• TASK:
Reproduce every entry below precisely; do not include the pictures.

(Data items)
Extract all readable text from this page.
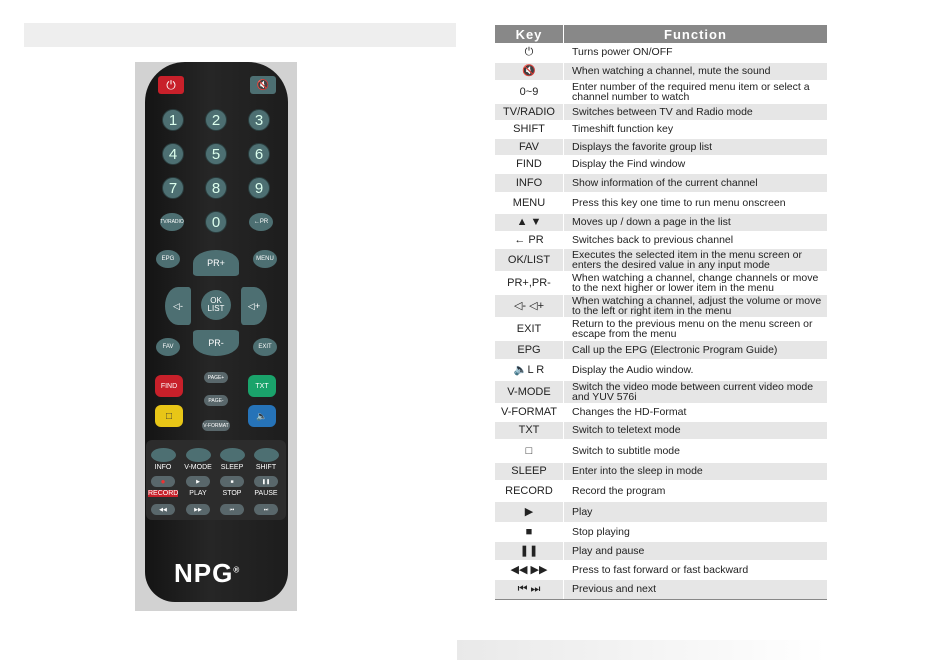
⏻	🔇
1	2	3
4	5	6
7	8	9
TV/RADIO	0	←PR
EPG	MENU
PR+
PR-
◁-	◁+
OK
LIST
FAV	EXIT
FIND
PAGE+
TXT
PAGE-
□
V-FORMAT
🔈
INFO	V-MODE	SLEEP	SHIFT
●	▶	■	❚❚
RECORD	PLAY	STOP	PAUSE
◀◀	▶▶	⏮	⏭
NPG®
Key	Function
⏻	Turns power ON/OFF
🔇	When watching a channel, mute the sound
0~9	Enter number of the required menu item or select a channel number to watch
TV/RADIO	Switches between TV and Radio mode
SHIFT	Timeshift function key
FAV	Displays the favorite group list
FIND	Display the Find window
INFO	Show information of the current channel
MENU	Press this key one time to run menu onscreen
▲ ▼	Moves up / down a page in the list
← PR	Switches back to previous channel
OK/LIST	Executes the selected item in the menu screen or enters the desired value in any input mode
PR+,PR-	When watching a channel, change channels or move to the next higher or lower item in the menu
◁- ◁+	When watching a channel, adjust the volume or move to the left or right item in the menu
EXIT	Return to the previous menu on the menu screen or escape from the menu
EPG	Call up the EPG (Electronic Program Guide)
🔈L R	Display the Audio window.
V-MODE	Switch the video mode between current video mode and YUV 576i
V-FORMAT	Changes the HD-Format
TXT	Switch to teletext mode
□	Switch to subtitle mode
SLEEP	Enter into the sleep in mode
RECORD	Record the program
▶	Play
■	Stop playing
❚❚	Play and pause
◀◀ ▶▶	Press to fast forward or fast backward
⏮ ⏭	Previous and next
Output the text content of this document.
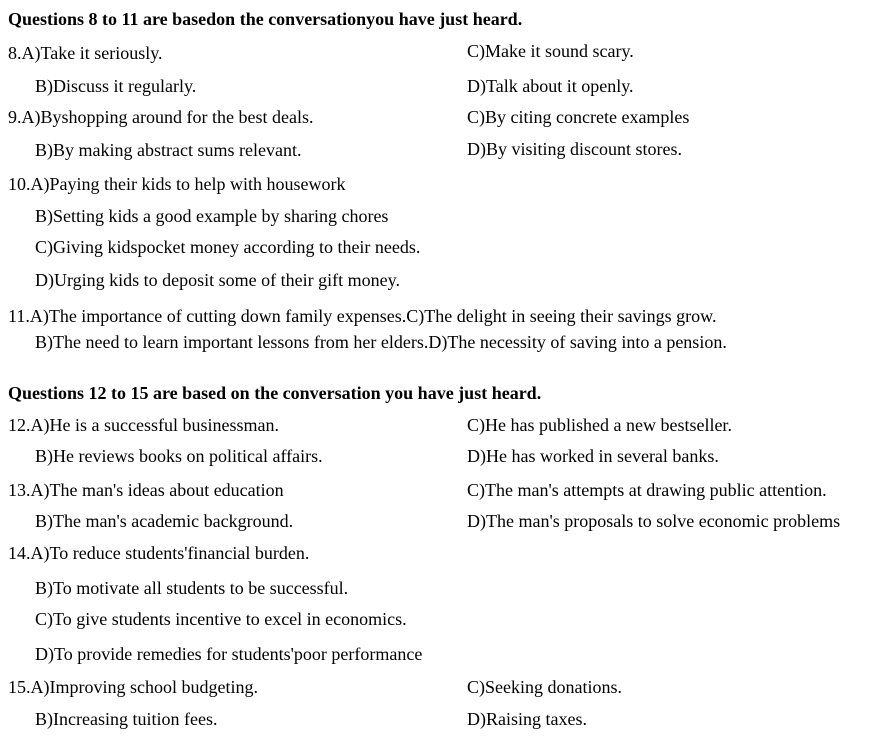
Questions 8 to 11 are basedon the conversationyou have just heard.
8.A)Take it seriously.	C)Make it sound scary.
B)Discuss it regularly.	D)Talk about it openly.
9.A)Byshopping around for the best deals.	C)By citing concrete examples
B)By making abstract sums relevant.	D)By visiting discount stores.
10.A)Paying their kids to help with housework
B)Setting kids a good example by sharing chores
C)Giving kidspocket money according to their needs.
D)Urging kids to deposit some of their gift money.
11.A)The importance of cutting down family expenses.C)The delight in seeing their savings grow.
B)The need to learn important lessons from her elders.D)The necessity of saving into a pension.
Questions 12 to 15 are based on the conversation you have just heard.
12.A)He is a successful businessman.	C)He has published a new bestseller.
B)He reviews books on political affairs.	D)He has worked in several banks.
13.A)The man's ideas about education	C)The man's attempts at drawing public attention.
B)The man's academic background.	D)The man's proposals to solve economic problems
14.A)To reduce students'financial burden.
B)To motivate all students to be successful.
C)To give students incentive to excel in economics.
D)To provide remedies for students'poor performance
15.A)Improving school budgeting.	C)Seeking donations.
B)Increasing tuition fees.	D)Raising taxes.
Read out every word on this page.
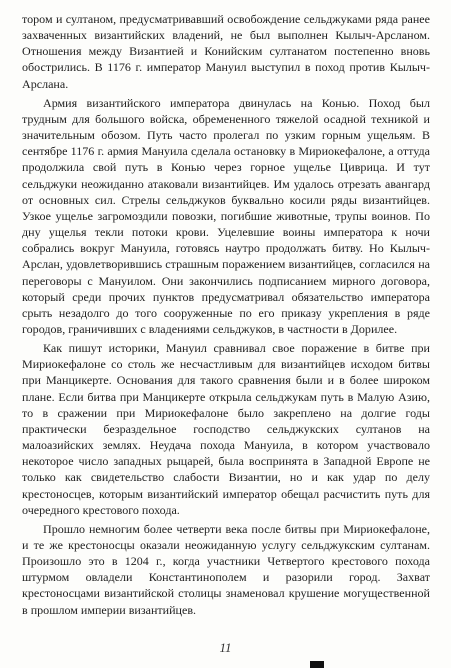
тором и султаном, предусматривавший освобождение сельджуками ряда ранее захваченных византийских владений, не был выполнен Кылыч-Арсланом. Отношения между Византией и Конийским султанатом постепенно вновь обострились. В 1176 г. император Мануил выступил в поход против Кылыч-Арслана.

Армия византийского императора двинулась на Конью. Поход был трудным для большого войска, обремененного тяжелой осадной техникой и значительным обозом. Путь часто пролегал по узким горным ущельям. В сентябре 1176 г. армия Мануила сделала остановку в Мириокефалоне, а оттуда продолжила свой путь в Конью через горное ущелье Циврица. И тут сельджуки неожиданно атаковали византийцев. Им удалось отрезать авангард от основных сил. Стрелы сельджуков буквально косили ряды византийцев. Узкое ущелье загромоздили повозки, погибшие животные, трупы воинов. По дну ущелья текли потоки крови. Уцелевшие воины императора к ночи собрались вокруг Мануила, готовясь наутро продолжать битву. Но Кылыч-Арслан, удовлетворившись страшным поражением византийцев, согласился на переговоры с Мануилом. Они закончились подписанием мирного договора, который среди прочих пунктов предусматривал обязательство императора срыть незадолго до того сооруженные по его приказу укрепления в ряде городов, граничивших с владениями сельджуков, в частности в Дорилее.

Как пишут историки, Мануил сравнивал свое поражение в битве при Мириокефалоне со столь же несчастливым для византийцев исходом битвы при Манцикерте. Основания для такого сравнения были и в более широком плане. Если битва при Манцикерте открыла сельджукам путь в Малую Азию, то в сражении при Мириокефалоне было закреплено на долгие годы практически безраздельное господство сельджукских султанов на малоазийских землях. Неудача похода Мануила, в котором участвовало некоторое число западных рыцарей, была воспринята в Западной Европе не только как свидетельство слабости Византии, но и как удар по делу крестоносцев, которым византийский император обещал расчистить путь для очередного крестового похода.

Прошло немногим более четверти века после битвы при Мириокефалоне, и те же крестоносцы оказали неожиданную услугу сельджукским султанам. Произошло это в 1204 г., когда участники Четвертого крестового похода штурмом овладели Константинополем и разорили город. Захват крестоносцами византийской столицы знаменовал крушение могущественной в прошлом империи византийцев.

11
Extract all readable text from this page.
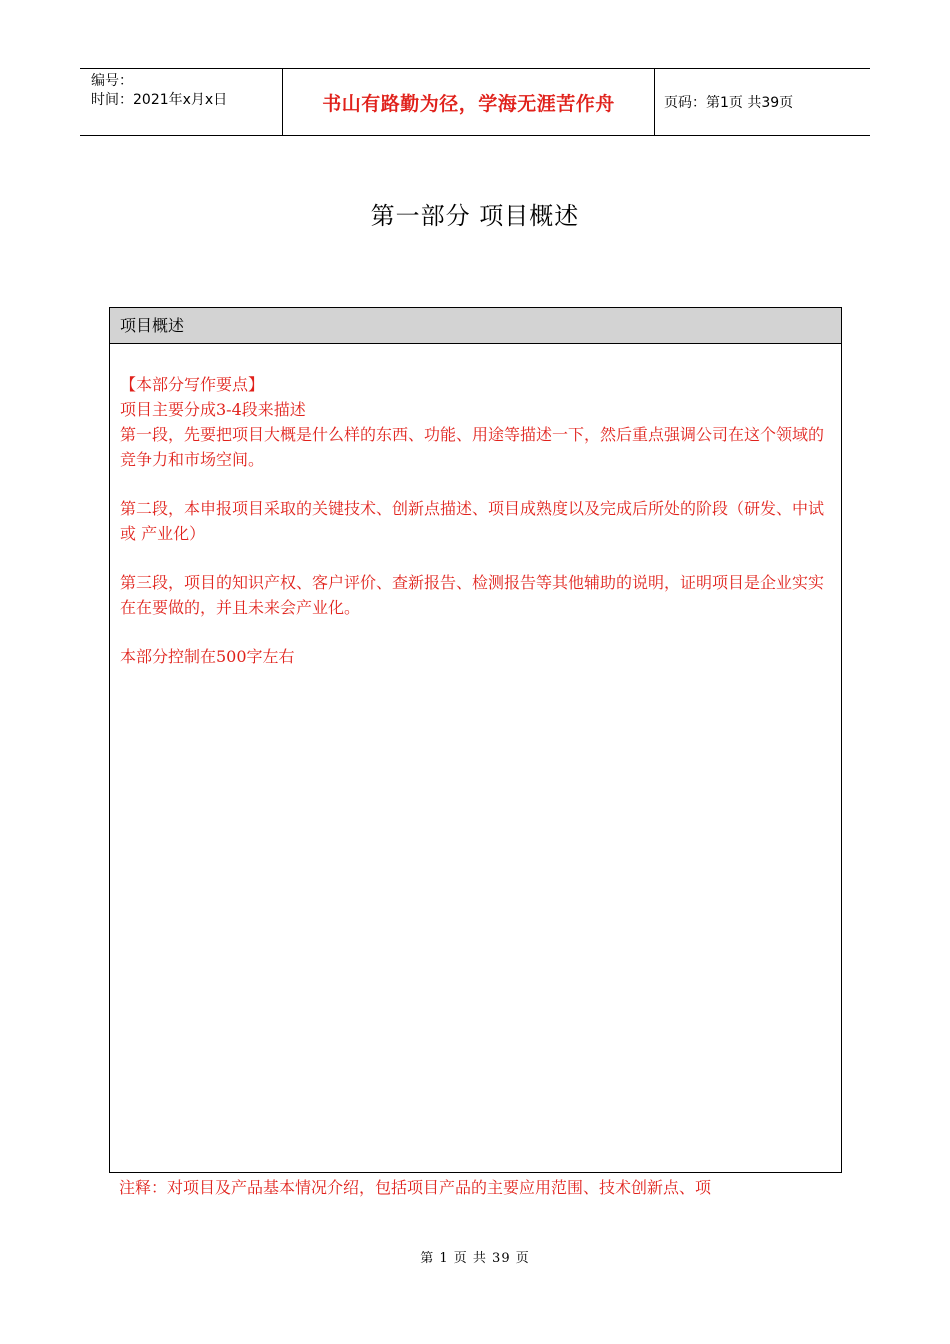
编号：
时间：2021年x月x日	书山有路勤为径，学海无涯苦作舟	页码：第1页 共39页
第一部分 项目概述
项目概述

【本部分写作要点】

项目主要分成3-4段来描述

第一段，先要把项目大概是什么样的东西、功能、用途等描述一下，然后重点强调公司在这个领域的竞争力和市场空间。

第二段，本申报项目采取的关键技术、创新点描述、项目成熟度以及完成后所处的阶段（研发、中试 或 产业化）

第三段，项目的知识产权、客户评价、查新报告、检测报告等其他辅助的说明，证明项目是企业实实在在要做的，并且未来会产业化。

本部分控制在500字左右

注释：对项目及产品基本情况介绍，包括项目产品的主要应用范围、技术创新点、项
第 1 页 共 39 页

• FINISHED EXERCISE:
Extract all readable text from this page.
⏻	🔇
1	2	3
4	5	6
7	8	9
TV/RADIO	0	←PR
EPG	MENU
PR+
PR-
◁-	◁+
OK
LIST
FAV	EXIT
FIND
PAGE+
TXT
PAGE-
□
V-FORMAT
🔈
INFO	V-MODE	SLEEP	SHIFT
●	▶	■	❚❚
RECORD	PLAY	STOP	PAUSE
◀◀	▶▶	⏮	⏭
NPG®
Key	Function
⏻	Turns power ON/OFF
🔇	When watching a channel, mute the sound
0~9	Enter number of the required menu item or select a channel number to watch
TV/RADIO	Switches between TV and Radio mode
SHIFT	Timeshift function key
FAV	Displays the favorite group list
FIND	Display the Find window
INFO	Show information of the current channel
MENU	Press this key one time to run menu onscreen
▲ ▼	Moves up / down a page in the list
← PR	Switches back to previous channel
OK/LIST	Executes the selected item in the menu screen or enters the desired value in any input mode
PR+,PR-	When watching a channel, change channels or move to the next higher or lower item in the menu
◁- ◁+	When watching a channel, adjust the volume or move to the left or right item in the menu
EXIT	Return to the previous menu on the menu screen or escape from the menu
EPG	Call up the EPG (Electronic Program Guide)
🔈L R	Display the Audio window.
V-MODE	Switch the video mode between current video mode and YUV 576i
V-FORMAT	Changes the HD-Format
TXT	Switch to teletext mode
□	Switch to subtitle mode
SLEEP	Enter into the sleep in mode
RECORD	Record the program
▶	Play
■	Stop playing
❚❚	Play and pause
◀◀ ▶▶	Press to fast forward or fast backward
⏮ ⏭	Previous and next
Output the text content of this document.
Questions 8 to 11 are basedon the conversationyou have just heard.
8.A)Take it seriously.	C)Make it sound scary.
B)Discuss it regularly.	D)Talk about it openly.
9.A)Byshopping around for the best deals.	C)By citing concrete examples
B)By making abstract sums relevant.	D)By visiting discount stores.
10.A)Paying their kids to help with housework
B)Setting kids a good example by sharing chores
C)Giving kidspocket money according to their needs.
D)Urging kids to deposit some of their gift money.
11.A)The importance of cutting down family expenses.C)The delight in seeing their savings grow.
B)The need to learn important lessons from her elders.D)The necessity of saving into a pension.
Questions 12 to 15 are based on the conversation you have just heard.
12.A)He is a successful businessman.	C)He has published a new bestseller.
B)He reviews books on political affairs.	D)He has worked in several banks.
13.A)The man's ideas about education	C)The man's attempts at drawing public attention.
B)The man's academic background.	D)The man's proposals to solve economic problems
14.A)To reduce students'financial burden.
B)To motivate all students to be successful.
C)To give students incentive to excel in economics.
D)To provide remedies for students'poor performance
15.A)Improving school budgeting.	C)Seeking donations.
B)Increasing tuition fees.	D)Raising taxes.
Read out every word on this page.
тором и султаном, предусматривавший освобождение сельджуками ряда ранее захваченных византийских владений, не был выполнен Кылыч-Арсланом. Отношения между Византией и Конийским султанатом постепенно вновь обострились. В 1176 г. император Мануил выступил в поход против Кылыч-Арслана.

Армия византийского императора двинулась на Конью. Поход был трудным для большого войска, обремененного тяжелой осадной техникой и значительным обозом. Путь часто пролегал по узким горным ущельям. В сентябре 1176 г. армия Мануила сделала остановку в Мириокефалоне, а оттуда продолжила свой путь в Конью через горное ущелье Циврица. И тут сельджуки неожиданно атаковали византийцев. Им удалось отрезать авангард от основных сил. Стрелы сельджуков буквально косили ряды византийцев. Узкое ущелье загромоздили повозки, погибшие животные, трупы воинов. По дну ущелья текли потоки крови. Уцелевшие воины императора к ночи собрались вокруг Мануила, готовясь наутро продолжать битву. Но Кылыч-Арслан, удовлетворившись страшным поражением византийцев, согласился на переговоры с Мануилом. Они закончились подписанием мирного договора, который среди прочих пунктов предусматривал обязательство императора срыть незадолго до того сооруженные по его приказу укрепления в ряде городов, граничивших с владениями сельджуков, в частности в Дорилее.

Как пишут историки, Мануил сравнивал свое поражение в битве при Мириокефалоне со столь же несчастливым для византийцев исходом битвы при Манцикерте. Основания для такого сравнения были и в более широком плане. Если битва при Манцикерте открыла сельджукам путь в Малую Азию, то в сражении при Мириокефалоне было закреплено на долгие годы практически безраздельное господство сельджукских султанов на малоазийских землях. Неудача похода Мануила, в котором участвовало некоторое число западных рыцарей, была воспринята в Западной Европе не только как свидетельство слабости Византии, но и как удар по делу крестоносцев, которым византийский император обещал расчистить путь для очередного крестового похода.

Прошло немногим более четверти века после битвы при Мириокефалоне, и те же крестоносцы оказали неожиданную услугу сельджукским султанам. Произошло это в 1204 г., когда участники Четвертого крестового похода штурмом овладели Константинополем и разорили город. Захват крестоносцами византийской столицы знаменовал крушение могущественной в прошлом империи византийцев.

11
Extract all readable text from this page.
编号：
时间：2021年x月x日	书山有路勤为径，学海无涯苦作舟	页码：第1页 共39页
第一部分 项目概述
项目概述

【本部分写作要点】

项目主要分成3-4段来描述

第一段，先要把项目大概是什么样的东西、功能、用途等描述一下，然后重点强调公司在这个领域的竞争力和市场空间。

第二段，本申报项目采取的关键技术、创新点描述、项目成熟度以及完成后所处的阶段（研发、中试 或 产业化）

第三段，项目的知识产权、客户评价、查新报告、检测报告等其他辅助的说明，证明项目是企业实实在在要做的，并且未来会产业化。

本部分控制在500字左右

注释：对项目及产品基本情况介绍，包括项目产品的主要应用范围、技术创新点、项
第 1 页 共 39 页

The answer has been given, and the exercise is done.